TO DO — What follows is a block of records; restate each one word for word.

SUPPLIED DATA —

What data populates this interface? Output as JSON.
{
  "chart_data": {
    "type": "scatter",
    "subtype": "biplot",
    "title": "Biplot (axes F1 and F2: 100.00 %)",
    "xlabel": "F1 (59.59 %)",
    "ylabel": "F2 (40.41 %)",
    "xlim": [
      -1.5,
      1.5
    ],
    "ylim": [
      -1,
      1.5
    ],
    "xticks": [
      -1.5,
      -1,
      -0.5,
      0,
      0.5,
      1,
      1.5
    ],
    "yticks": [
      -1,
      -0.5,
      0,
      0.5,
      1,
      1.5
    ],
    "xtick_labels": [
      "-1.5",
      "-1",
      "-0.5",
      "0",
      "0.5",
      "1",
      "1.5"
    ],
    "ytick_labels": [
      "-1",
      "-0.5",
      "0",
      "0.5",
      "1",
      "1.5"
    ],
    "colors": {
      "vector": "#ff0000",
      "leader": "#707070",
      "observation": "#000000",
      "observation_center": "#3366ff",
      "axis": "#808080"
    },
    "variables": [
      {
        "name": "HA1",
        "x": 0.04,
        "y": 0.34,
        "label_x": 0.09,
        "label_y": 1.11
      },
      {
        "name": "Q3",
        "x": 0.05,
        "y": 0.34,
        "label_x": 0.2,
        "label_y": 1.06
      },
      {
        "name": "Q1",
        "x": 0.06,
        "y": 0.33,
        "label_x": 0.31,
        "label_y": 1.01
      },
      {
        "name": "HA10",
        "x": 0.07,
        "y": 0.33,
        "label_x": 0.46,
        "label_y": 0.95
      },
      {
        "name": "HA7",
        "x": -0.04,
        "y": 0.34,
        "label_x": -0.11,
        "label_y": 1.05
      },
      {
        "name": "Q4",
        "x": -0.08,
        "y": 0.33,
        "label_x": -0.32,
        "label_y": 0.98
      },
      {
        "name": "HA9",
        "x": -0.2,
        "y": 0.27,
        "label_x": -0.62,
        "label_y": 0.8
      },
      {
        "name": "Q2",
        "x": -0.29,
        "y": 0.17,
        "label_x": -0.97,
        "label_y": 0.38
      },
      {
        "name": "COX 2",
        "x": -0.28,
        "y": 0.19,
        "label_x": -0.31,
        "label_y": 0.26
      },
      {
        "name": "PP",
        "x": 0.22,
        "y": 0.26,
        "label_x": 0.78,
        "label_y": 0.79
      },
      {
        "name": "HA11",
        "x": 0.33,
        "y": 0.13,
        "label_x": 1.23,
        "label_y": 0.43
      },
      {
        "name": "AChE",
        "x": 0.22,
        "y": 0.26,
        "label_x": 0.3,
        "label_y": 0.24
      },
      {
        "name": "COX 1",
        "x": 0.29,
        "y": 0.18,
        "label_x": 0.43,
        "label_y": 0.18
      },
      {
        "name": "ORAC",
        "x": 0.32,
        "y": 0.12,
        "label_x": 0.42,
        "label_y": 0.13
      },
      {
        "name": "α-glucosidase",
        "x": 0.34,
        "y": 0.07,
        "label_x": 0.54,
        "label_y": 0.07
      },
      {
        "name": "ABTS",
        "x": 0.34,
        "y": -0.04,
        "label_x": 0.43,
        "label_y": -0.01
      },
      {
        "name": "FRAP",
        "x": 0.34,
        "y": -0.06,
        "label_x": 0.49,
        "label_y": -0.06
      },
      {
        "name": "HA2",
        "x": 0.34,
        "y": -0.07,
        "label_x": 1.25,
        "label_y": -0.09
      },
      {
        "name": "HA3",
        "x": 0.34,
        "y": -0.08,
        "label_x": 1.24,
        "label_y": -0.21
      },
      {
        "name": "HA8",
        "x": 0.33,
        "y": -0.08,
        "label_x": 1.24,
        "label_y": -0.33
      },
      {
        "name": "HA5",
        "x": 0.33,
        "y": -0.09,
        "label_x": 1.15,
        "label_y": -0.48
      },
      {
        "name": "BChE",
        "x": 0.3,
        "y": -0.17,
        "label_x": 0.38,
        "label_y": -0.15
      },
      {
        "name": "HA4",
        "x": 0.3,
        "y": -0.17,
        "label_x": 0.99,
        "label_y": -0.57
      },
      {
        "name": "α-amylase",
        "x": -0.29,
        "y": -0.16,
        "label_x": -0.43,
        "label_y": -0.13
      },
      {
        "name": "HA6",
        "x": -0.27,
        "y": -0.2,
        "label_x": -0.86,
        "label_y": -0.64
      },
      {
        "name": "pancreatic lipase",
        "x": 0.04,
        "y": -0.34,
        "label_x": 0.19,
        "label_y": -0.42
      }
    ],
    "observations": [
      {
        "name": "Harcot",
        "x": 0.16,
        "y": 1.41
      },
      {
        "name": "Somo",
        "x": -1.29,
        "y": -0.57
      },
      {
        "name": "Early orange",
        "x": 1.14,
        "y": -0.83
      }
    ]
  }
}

EXPECTED ANSWER —
What data populates this interface? Output as JSON.
{
  "chart_data": {
    "type": "scatter",
    "subtype": "biplot",
    "title": "Biplot (axes F1 and F2: 100.00 %)",
    "xlabel": "F1 (59.59 %)",
    "ylabel": "F2 (40.41 %)",
    "xlim": [
      -1.5,
      1.5
    ],
    "ylim": [
      -1,
      1.5
    ],
    "xticks": [
      -1.5,
      -1,
      -0.5,
      0,
      0.5,
      1,
      1.5
    ],
    "yticks": [
      -1,
      -0.5,
      0,
      0.5,
      1,
      1.5
    ],
    "xtick_labels": [
      "-1.5",
      "-1",
      "-0.5",
      "0",
      "0.5",
      "1",
      "1.5"
    ],
    "ytick_labels": [
      "-1",
      "-0.5",
      "0",
      "0.5",
      "1",
      "1.5"
    ],
    "colors": {
      "vector": "#ff0000",
      "leader": "#707070",
      "observation": "#000000",
      "observation_center": "#3366ff",
      "axis": "#808080"
    },
    "variables": [
      {
        "name": "HA1",
        "x": 0.04,
        "y": 0.34,
        "label_x": 0.09,
        "label_y": 1.11
      },
      {
        "name": "Q3",
        "x": 0.05,
        "y": 0.34,
        "label_x": 0.2,
        "label_y": 1.06
      },
      {
        "name": "Q1",
        "x": 0.06,
        "y": 0.33,
        "label_x": 0.31,
        "label_y": 1.01
      },
      {
        "name": "HA10",
        "x": 0.07,
        "y": 0.33,
        "label_x": 0.46,
        "label_y": 0.95
      },
      {
        "name": "HA7",
        "x": -0.04,
        "y": 0.34,
        "label_x": -0.11,
        "label_y": 1.05
      },
      {
        "name": "Q4",
        "x": -0.08,
        "y": 0.33,
        "label_x": -0.32,
        "label_y": 0.98
      },
      {
        "name": "HA9",
        "x": -0.2,
        "y": 0.27,
        "label_x": -0.62,
        "label_y": 0.8
      },
      {
        "name": "Q2",
        "x": -0.29,
        "y": 0.17,
        "label_x": -0.97,
        "label_y": 0.38
      },
      {
        "name": "COX 2",
        "x": -0.28,
        "y": 0.19,
        "label_x": -0.31,
        "label_y": 0.26
      },
      {
        "name": "PP",
        "x": 0.22,
        "y": 0.26,
        "label_x": 0.78,
        "label_y": 0.79
      },
      {
        "name": "HA11",
        "x": 0.33,
        "y": 0.13,
        "label_x": 1.23,
        "label_y": 0.43
      },
      {
        "name": "AChE",
        "x": 0.22,
        "y": 0.26,
        "label_x": 0.3,
        "label_y": 0.24
      },
      {
        "name": "COX 1",
        "x": 0.29,
        "y": 0.18,
        "label_x": 0.43,
        "label_y": 0.18
      },
      {
        "name": "ORAC",
        "x": 0.32,
        "y": 0.12,
        "label_x": 0.42,
        "label_y": 0.13
      },
      {
        "name": "α-glucosidase",
        "x": 0.34,
        "y": 0.07,
        "label_x": 0.54,
        "label_y": 0.07
      },
      {
        "name": "ABTS",
        "x": 0.34,
        "y": -0.04,
        "label_x": 0.43,
        "label_y": -0.01
      },
      {
        "name": "FRAP",
        "x": 0.34,
        "y": -0.06,
        "label_x": 0.49,
        "label_y": -0.06
      },
      {
        "name": "HA2",
        "x": 0.34,
        "y": -0.07,
        "label_x": 1.25,
        "label_y": -0.09
      },
      {
        "name": "HA3",
        "x": 0.34,
        "y": -0.08,
        "label_x": 1.24,
        "label_y": -0.21
      },
      {
        "name": "HA8",
        "x": 0.33,
        "y": -0.08,
        "label_x": 1.24,
        "label_y": -0.33
      },
      {
        "name": "HA5",
        "x": 0.33,
        "y": -0.09,
        "label_x": 1.15,
        "label_y": -0.48
      },
      {
        "name": "BChE",
        "x": 0.3,
        "y": -0.17,
        "label_x": 0.38,
        "label_y": -0.15
      },
      {
        "name": "HA4",
        "x": 0.3,
        "y": -0.17,
        "label_x": 0.99,
        "label_y": -0.57
      },
      {
        "name": "α-amylase",
        "x": -0.29,
        "y": -0.16,
        "label_x": -0.43,
        "label_y": -0.13
      },
      {
        "name": "HA6",
        "x": -0.27,
        "y": -0.2,
        "label_x": -0.86,
        "label_y": -0.64
      },
      {
        "name": "pancreatic lipase",
        "x": 0.04,
        "y": -0.34,
        "label_x": 0.19,
        "label_y": -0.42
      }
    ],
    "observations": [
      {
        "name": "Harcot",
        "x": 0.16,
        "y": 1.41
      },
      {
        "name": "Somo",
        "x": -1.29,
        "y": -0.57
      },
      {
        "name": "Early orange",
        "x": 1.14,
        "y": -0.83
      }
    ]
  }
}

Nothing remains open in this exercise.